=== Entries provided ===

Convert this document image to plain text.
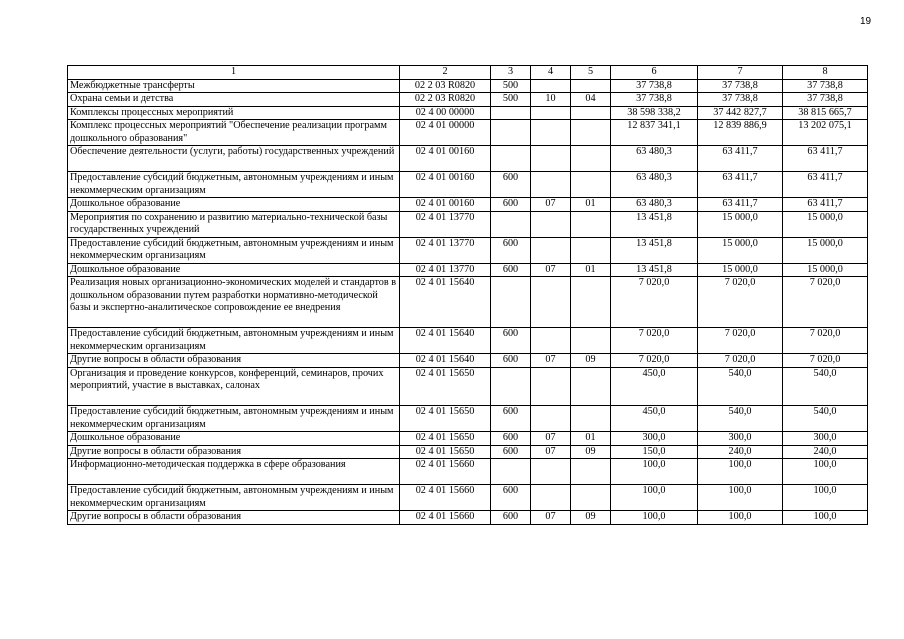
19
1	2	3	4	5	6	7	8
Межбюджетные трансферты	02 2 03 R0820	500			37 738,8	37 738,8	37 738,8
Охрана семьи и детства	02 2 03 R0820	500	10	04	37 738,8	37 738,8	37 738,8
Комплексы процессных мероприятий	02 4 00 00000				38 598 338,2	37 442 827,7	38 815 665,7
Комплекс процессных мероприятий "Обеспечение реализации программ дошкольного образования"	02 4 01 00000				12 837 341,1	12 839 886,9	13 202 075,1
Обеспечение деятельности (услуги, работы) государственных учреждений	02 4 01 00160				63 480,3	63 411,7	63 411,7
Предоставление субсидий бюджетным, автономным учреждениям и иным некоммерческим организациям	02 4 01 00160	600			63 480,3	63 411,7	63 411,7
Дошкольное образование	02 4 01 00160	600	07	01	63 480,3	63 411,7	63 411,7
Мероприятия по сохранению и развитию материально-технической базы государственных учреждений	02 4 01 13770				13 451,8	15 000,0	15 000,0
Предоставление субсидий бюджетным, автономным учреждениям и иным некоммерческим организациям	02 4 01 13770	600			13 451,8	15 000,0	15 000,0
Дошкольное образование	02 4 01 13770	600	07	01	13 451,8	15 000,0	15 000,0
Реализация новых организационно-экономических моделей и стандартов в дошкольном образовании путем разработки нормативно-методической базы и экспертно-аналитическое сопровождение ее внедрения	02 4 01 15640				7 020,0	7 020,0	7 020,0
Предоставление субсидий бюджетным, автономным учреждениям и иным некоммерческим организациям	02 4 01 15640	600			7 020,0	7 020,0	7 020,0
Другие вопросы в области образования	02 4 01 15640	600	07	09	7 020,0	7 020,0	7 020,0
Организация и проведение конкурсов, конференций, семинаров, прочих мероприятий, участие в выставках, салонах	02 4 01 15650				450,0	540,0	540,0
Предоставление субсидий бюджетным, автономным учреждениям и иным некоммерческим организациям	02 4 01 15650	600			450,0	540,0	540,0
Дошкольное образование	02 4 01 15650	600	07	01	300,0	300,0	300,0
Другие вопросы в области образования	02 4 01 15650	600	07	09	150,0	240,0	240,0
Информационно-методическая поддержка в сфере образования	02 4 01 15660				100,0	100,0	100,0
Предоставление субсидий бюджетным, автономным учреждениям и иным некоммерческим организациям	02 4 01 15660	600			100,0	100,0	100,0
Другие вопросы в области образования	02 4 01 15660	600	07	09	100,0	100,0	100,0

===
=== Entries provided ===

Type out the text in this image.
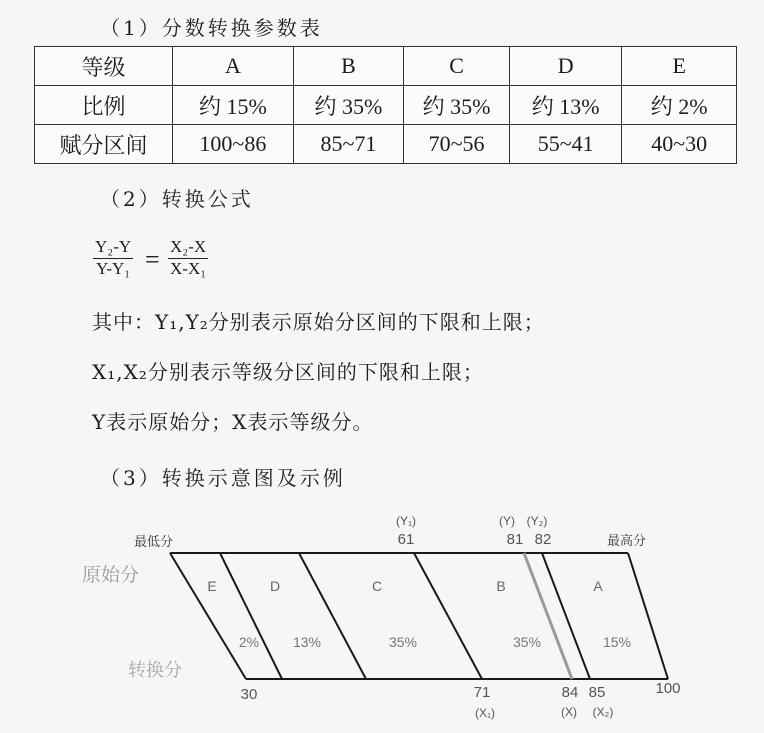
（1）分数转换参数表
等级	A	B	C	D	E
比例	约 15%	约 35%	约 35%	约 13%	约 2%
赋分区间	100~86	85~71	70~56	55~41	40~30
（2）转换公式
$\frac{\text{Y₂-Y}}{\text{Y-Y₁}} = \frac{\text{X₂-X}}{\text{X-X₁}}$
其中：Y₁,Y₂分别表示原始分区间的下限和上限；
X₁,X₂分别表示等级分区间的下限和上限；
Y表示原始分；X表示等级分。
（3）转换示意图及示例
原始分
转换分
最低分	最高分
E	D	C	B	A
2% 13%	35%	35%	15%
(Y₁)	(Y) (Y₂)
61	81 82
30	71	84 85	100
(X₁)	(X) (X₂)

===

What you will do. Copy out all lines from the material above that contain the string "государственных".

Correct answer.
Обеспечение деятельности (услуги, работы) государственных учреждений	02 4 01 00160				63 480,3	63 411,7	63 411,7
Мероприятия по сохранению и развитию материально-технической базы государственных учреждений	02 4 01 13770				13 451,8	15 000,0	15 000,0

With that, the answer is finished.